DIRECTION: Say how many lines hold the string "JSON", and nothing more.

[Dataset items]
⟨

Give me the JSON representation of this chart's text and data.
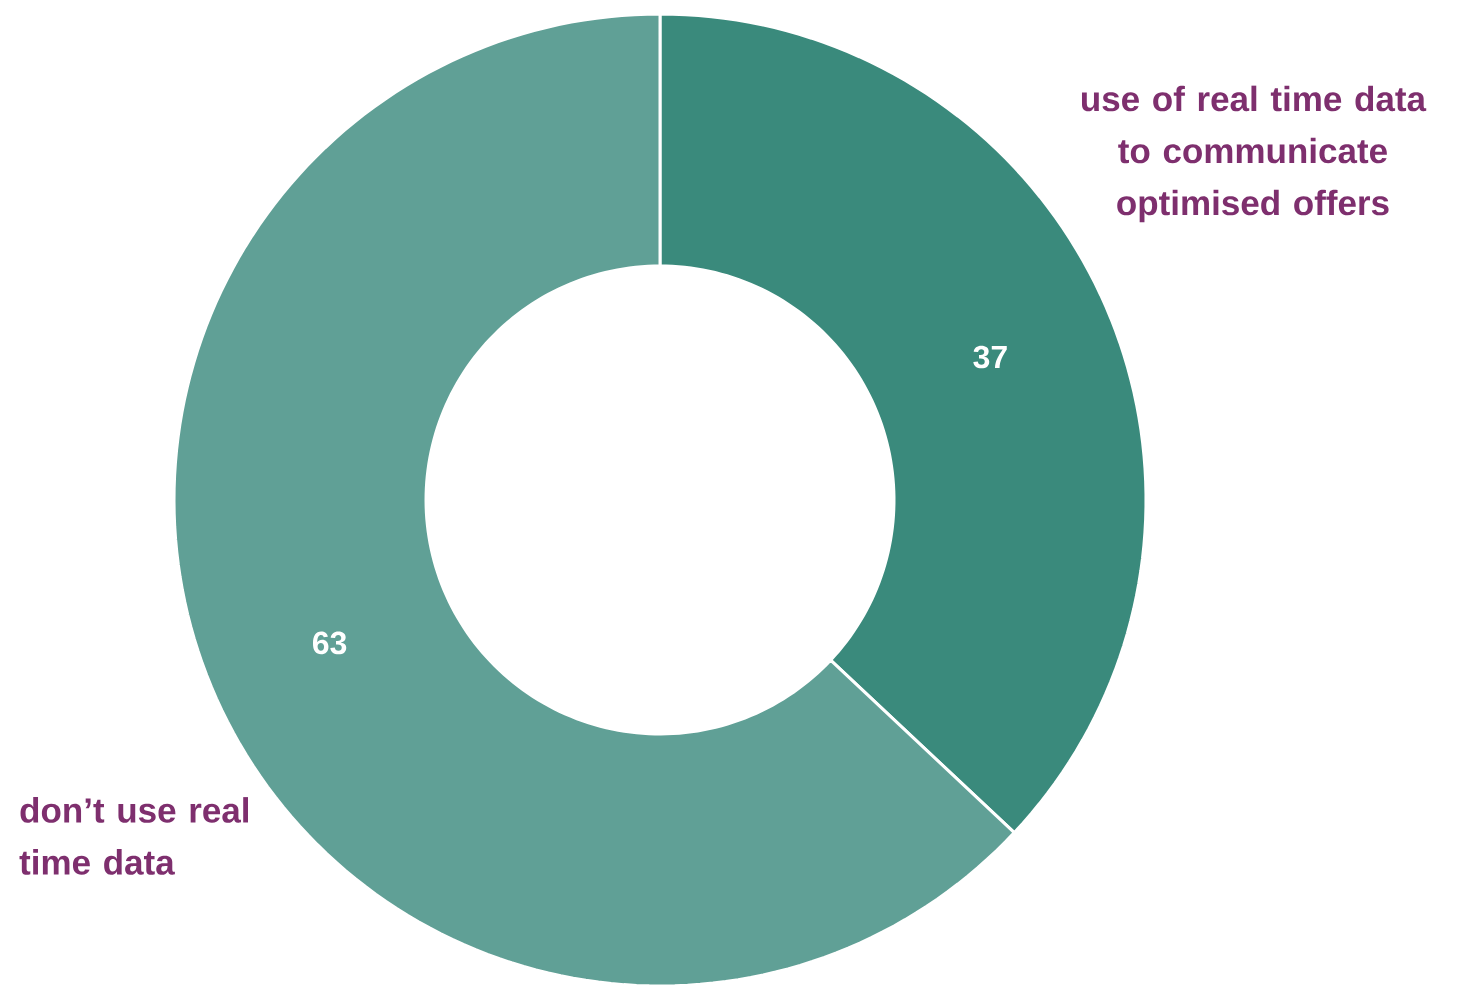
{
  "chart_data": {
    "type": "donut",
    "categories": [
      "use of real time data to communicate optimised offers",
      "don’t use real time data"
    ],
    "values": [
      37,
      63
    ],
    "colors": [
      "#3a8a7c",
      "#60a096"
    ],
    "data_labels": true
  }
}
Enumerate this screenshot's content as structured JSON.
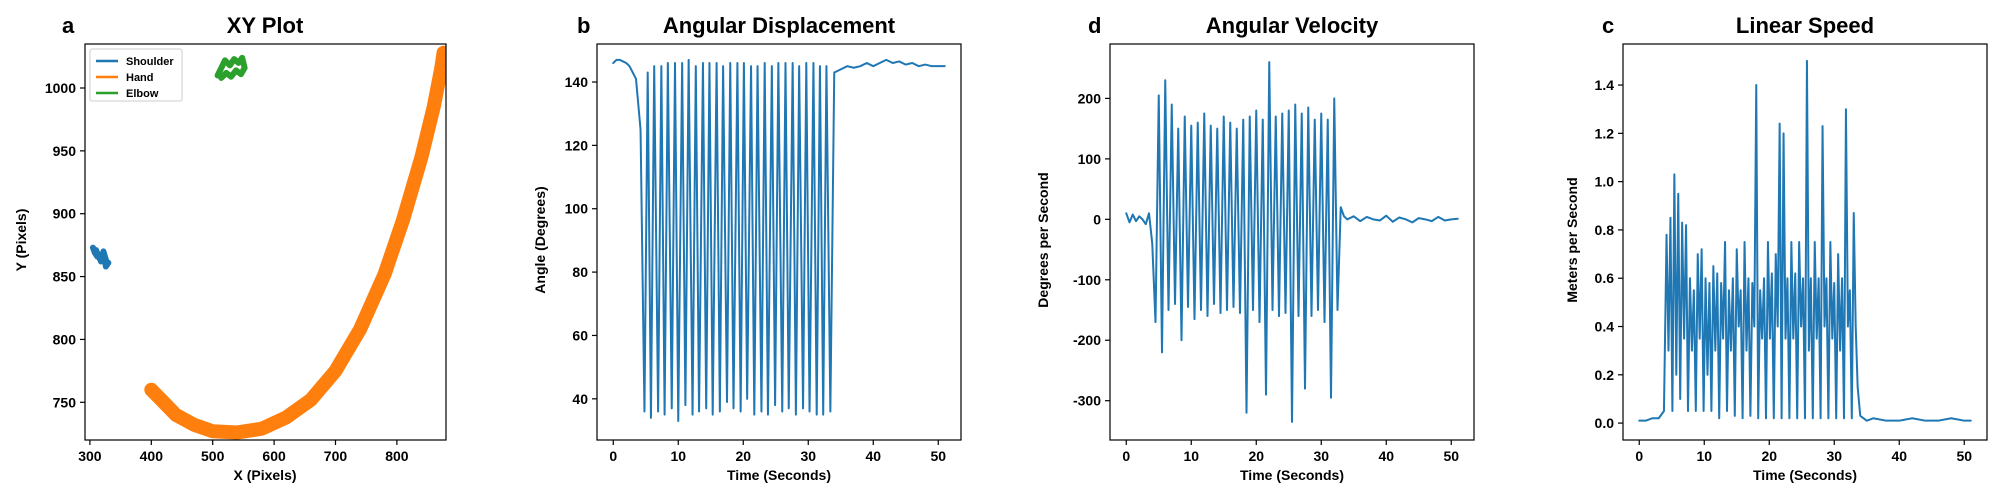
{
  "figure": {
    "colors": {
      "blue": "#1f77b4",
      "orange": "#ff7f0e",
      "green": "#2ca02c"
    }
  },
  "chart_data": [
    {
      "panel": "a",
      "type": "line",
      "title": "XY Plot",
      "xlabel": "X (Pixels)",
      "ylabel": "Y (Pixels)",
      "xlim": [
        292,
        880
      ],
      "ylim": [
        720,
        1035
      ],
      "xticks": [
        300,
        400,
        500,
        600,
        700,
        800
      ],
      "yticks": [
        750,
        800,
        850,
        900,
        950,
        1000
      ],
      "legend": {
        "placement": "top-left",
        "entries": [
          "Shoulder",
          "Hand",
          "Elbow"
        ]
      },
      "series": [
        {
          "name": "Shoulder",
          "color": "#1f77b4",
          "x": [
            305,
            308,
            312,
            310,
            316,
            320,
            318,
            324,
            328,
            322,
            326,
            330
          ],
          "y": [
            873,
            869,
            866,
            871,
            864,
            868,
            862,
            866,
            860,
            870,
            858,
            861
          ]
        },
        {
          "name": "Hand",
          "color": "#ff7f0e",
          "x": [
            400,
            420,
            440,
            470,
            500,
            540,
            580,
            620,
            660,
            700,
            740,
            780,
            810,
            840,
            860,
            872,
            876
          ],
          "y": [
            760,
            750,
            740,
            732,
            727,
            726,
            729,
            738,
            752,
            775,
            808,
            852,
            895,
            945,
            985,
            1015,
            1028
          ]
        },
        {
          "name": "Elbow",
          "color": "#2ca02c",
          "x": [
            508,
            514,
            520,
            528,
            535,
            542,
            548,
            552,
            546,
            538,
            530,
            522,
            514
          ],
          "y": [
            1010,
            1016,
            1022,
            1018,
            1023,
            1020,
            1024,
            1016,
            1011,
            1014,
            1009,
            1012,
            1008
          ]
        }
      ]
    },
    {
      "panel": "b",
      "type": "line",
      "title": "Angular Displacement",
      "xlabel": "Time (Seconds)",
      "ylabel": "Angle (Degrees)",
      "xlim": [
        -2.5,
        53.5
      ],
      "ylim": [
        27,
        152
      ],
      "xticks": [
        0,
        10,
        20,
        30,
        40,
        50
      ],
      "yticks": [
        40,
        60,
        80,
        100,
        120,
        140
      ],
      "series": [
        {
          "name": "",
          "color": "#1f77b4",
          "x": [
            0,
            0.5,
            1,
            1.5,
            2,
            2.5,
            3,
            3.5,
            4.2,
            4.8,
            5.3,
            5.8,
            6.3,
            6.9,
            7.4,
            7.9,
            8.4,
            9.0,
            9.5,
            10.0,
            10.6,
            11.1,
            11.6,
            12.2,
            12.7,
            13.2,
            13.8,
            14.3,
            14.8,
            15.3,
            15.9,
            16.4,
            16.9,
            17.5,
            18.0,
            18.5,
            19.1,
            19.6,
            20.1,
            20.6,
            21.2,
            21.7,
            22.2,
            22.8,
            23.3,
            23.8,
            24.4,
            24.9,
            25.4,
            26.0,
            26.5,
            27.0,
            27.6,
            28.1,
            28.6,
            29.2,
            29.7,
            30.2,
            30.8,
            31.3,
            31.8,
            32.3,
            32.8,
            33.4,
            34,
            35,
            36,
            37,
            38,
            39,
            40,
            41,
            42,
            43,
            44,
            45,
            46,
            47,
            48,
            49,
            50,
            51
          ],
          "y": [
            146,
            147,
            147,
            146.5,
            146,
            145,
            143,
            141,
            125,
            36,
            143,
            34,
            145,
            36,
            145,
            35,
            146,
            37,
            146,
            33,
            146,
            38,
            147,
            35,
            145,
            36,
            146,
            37,
            146,
            35,
            146,
            36,
            145,
            39,
            146,
            37,
            146,
            36,
            146,
            40,
            145,
            35,
            145,
            36,
            146,
            35,
            145,
            38,
            146,
            36,
            146,
            37,
            146,
            35,
            145,
            37,
            146,
            36,
            146,
            35,
            145,
            35,
            145,
            36,
            143,
            144,
            145,
            144.5,
            145,
            146,
            145,
            146,
            147,
            146,
            146.5,
            145.5,
            146,
            145,
            145.5,
            145,
            145,
            145
          ]
        }
      ]
    },
    {
      "panel": "d",
      "type": "line",
      "title": "Angular Velocity",
      "xlabel": "Time (Seconds)",
      "ylabel": "Degrees per Second",
      "xlim": [
        -2.5,
        53.5
      ],
      "ylim": [
        -365,
        290
      ],
      "xticks": [
        0,
        10,
        20,
        30,
        40,
        50
      ],
      "yticks": [
        -300,
        -200,
        -100,
        0,
        100,
        200
      ],
      "series": [
        {
          "name": "",
          "color": "#1f77b4",
          "x": [
            0,
            0.5,
            1,
            1.5,
            2,
            2.5,
            3,
            3.5,
            4.0,
            4.5,
            5.0,
            5.5,
            6.0,
            6.5,
            7.0,
            7.5,
            8.0,
            8.5,
            9.0,
            9.5,
            10.0,
            10.5,
            11.0,
            11.5,
            12.0,
            12.5,
            13.0,
            13.5,
            14.0,
            14.5,
            15.0,
            15.5,
            16.0,
            16.5,
            17.0,
            17.5,
            18.0,
            18.5,
            19.0,
            19.5,
            20.0,
            20.5,
            21.0,
            21.5,
            22.0,
            22.5,
            23.0,
            23.5,
            24.0,
            24.5,
            25.0,
            25.5,
            26.0,
            26.5,
            27.0,
            27.5,
            28.0,
            28.5,
            29.0,
            29.5,
            30.0,
            30.5,
            31.0,
            31.5,
            32.0,
            32.5,
            33.0,
            33.5,
            34,
            35,
            36,
            37,
            38,
            39,
            40,
            41,
            42,
            43,
            44,
            45,
            46,
            47,
            48,
            49,
            50,
            51
          ],
          "y": [
            10,
            -5,
            8,
            -3,
            5,
            0,
            -8,
            10,
            -40,
            -170,
            205,
            -220,
            230,
            -150,
            190,
            -140,
            150,
            -200,
            170,
            -145,
            155,
            -165,
            160,
            -150,
            175,
            -160,
            155,
            -140,
            150,
            -155,
            170,
            -150,
            160,
            -145,
            150,
            -155,
            165,
            -320,
            170,
            -150,
            180,
            -170,
            165,
            -290,
            260,
            -150,
            170,
            -160,
            175,
            -155,
            180,
            -335,
            190,
            -160,
            175,
            -280,
            185,
            -160,
            165,
            -150,
            175,
            -170,
            165,
            -295,
            200,
            -150,
            20,
            5,
            0,
            5,
            -3,
            4,
            0,
            -2,
            6,
            -4,
            3,
            0,
            -5,
            2,
            0,
            -3,
            4,
            -2,
            0,
            1
          ]
        }
      ]
    },
    {
      "panel": "c",
      "type": "line",
      "title": "Linear Speed",
      "xlabel": "Time (Seconds)",
      "ylabel": "Meters per Second",
      "xlim": [
        -2.5,
        53.5
      ],
      "ylim": [
        -0.07,
        1.57
      ],
      "xticks": [
        0,
        10,
        20,
        30,
        40,
        50
      ],
      "yticks": [
        0.0,
        0.2,
        0.4,
        0.6,
        0.8,
        1.0,
        1.2,
        1.4
      ],
      "series": [
        {
          "name": "",
          "color": "#1f77b4",
          "x": [
            0,
            1,
            2,
            3,
            3.8,
            4.2,
            4.5,
            4.8,
            5.1,
            5.4,
            5.7,
            6.0,
            6.3,
            6.6,
            6.9,
            7.2,
            7.5,
            7.8,
            8.1,
            8.4,
            8.7,
            9.0,
            9.3,
            9.6,
            9.9,
            10.2,
            10.5,
            10.8,
            11.1,
            11.4,
            11.7,
            12.0,
            12.3,
            12.6,
            12.9,
            13.2,
            13.5,
            13.8,
            14.1,
            14.4,
            14.7,
            15.0,
            15.3,
            15.6,
            15.9,
            16.2,
            16.5,
            16.8,
            17.1,
            17.4,
            17.7,
            18.0,
            18.3,
            18.6,
            18.9,
            19.2,
            19.5,
            19.8,
            20.1,
            20.4,
            20.7,
            21.0,
            21.3,
            21.6,
            21.9,
            22.2,
            22.5,
            22.8,
            23.1,
            23.4,
            23.7,
            24.0,
            24.3,
            24.6,
            24.9,
            25.2,
            25.5,
            25.8,
            26.1,
            26.4,
            26.7,
            27.0,
            27.3,
            27.6,
            27.9,
            28.2,
            28.5,
            28.8,
            29.1,
            29.4,
            29.7,
            30.0,
            30.3,
            30.6,
            30.9,
            31.2,
            31.5,
            31.8,
            32.1,
            32.4,
            32.7,
            33.0,
            33.3,
            33.6,
            34,
            35,
            36,
            38,
            40,
            42,
            44,
            46,
            48,
            50,
            51
          ],
          "y": [
            0.01,
            0.01,
            0.02,
            0.02,
            0.05,
            0.78,
            0.3,
            0.85,
            0.05,
            1.03,
            0.2,
            0.95,
            0.1,
            0.83,
            0.35,
            0.82,
            0.05,
            0.6,
            0.3,
            0.55,
            0.05,
            0.7,
            0.35,
            0.72,
            0.05,
            0.6,
            0.2,
            0.58,
            0.05,
            0.65,
            0.3,
            0.62,
            0.02,
            0.58,
            0.35,
            0.75,
            0.05,
            0.55,
            0.3,
            0.6,
            0.03,
            0.72,
            0.4,
            0.55,
            0.02,
            0.75,
            0.3,
            0.6,
            0.03,
            0.58,
            0.4,
            1.4,
            0.02,
            0.55,
            0.35,
            0.6,
            0.02,
            0.75,
            0.35,
            0.62,
            0.02,
            0.7,
            0.4,
            1.24,
            0.02,
            1.2,
            0.35,
            0.6,
            0.02,
            0.75,
            0.35,
            0.62,
            0.02,
            0.75,
            0.4,
            0.6,
            0.02,
            1.5,
            0.3,
            0.6,
            0.02,
            0.75,
            0.35,
            0.6,
            0.02,
            1.23,
            0.4,
            0.6,
            0.02,
            0.75,
            0.35,
            0.58,
            0.02,
            0.7,
            0.3,
            0.6,
            0.02,
            1.3,
            0.4,
            0.55,
            0.02,
            0.87,
            0.4,
            0.15,
            0.03,
            0.01,
            0.02,
            0.01,
            0.01,
            0.02,
            0.01,
            0.01,
            0.02,
            0.01,
            0.01
          ]
        }
      ]
    }
  ]
}
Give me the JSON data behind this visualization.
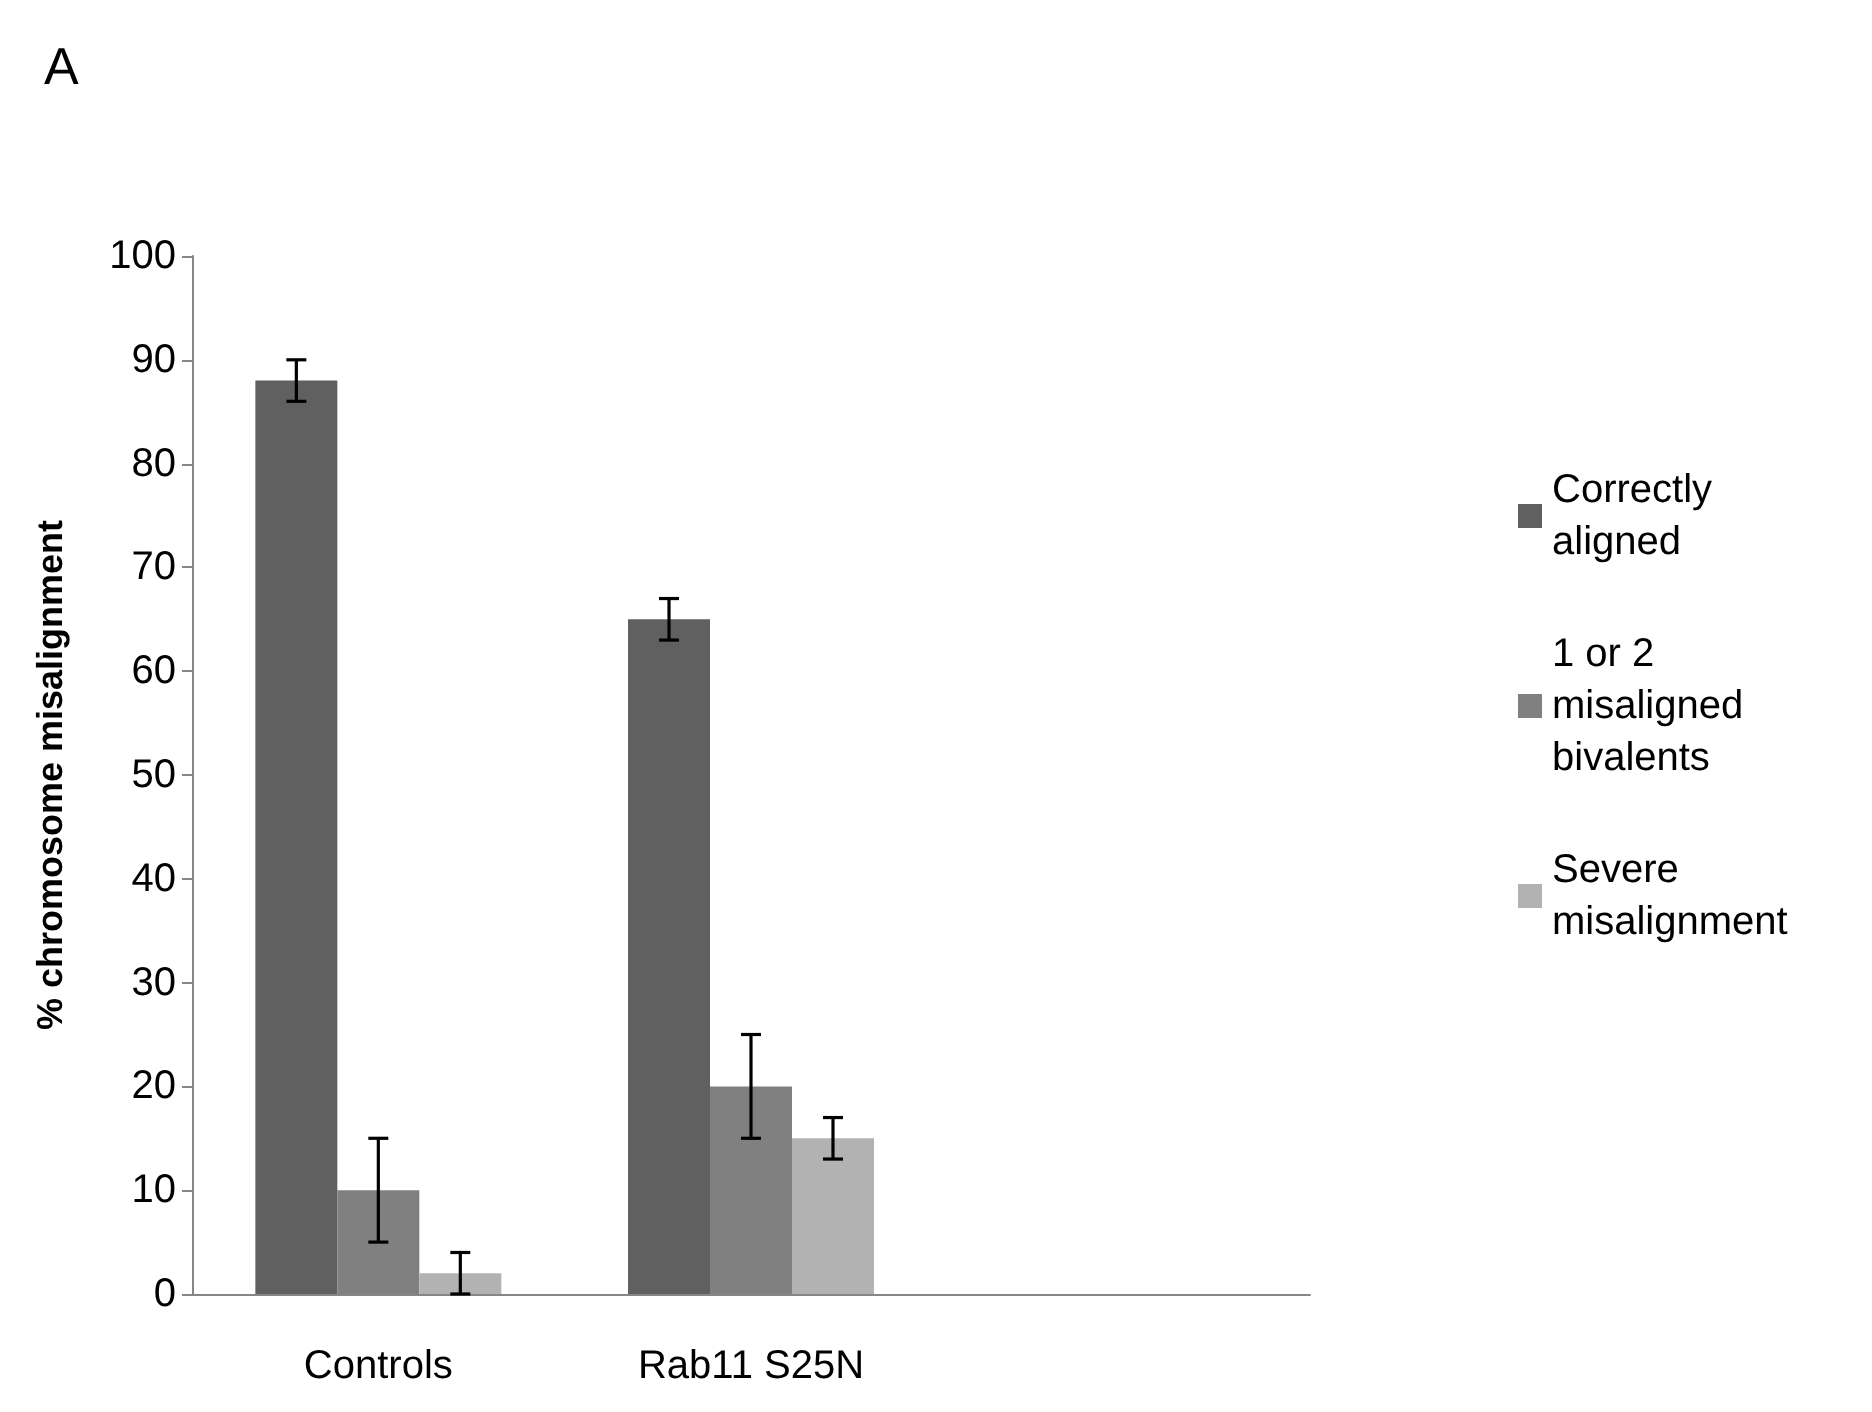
{
  "chart_data": {
    "type": "bar",
    "ylabel": "% chromosome misalignment",
    "categories": [
      "Controls",
      "Rab11 S25N",
      null
    ],
    "series": [
      {
        "name": "Correctly aligned",
        "color": "#606060",
        "values": [
          88,
          65,
          null
        ],
        "errors": [
          2,
          2,
          null
        ]
      },
      {
        "name": "1 or 2 misaligned bivalents",
        "color": "#808080",
        "values": [
          10,
          20,
          null
        ],
        "errors": [
          5,
          5,
          null
        ]
      },
      {
        "name": "Severe misalignment",
        "color": "#b2b2b2",
        "values": [
          2,
          15,
          null
        ],
        "errors": [
          2,
          2,
          null
        ]
      }
    ],
    "ylim": [
      0,
      100
    ],
    "yticks": [
      0,
      10,
      20,
      30,
      40,
      50,
      60,
      70,
      80,
      90,
      100
    ],
    "grid": false,
    "legend": "right",
    "annotations": [
      "A"
    ]
  }
}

⟩

EXERCISE RESPONSE: 3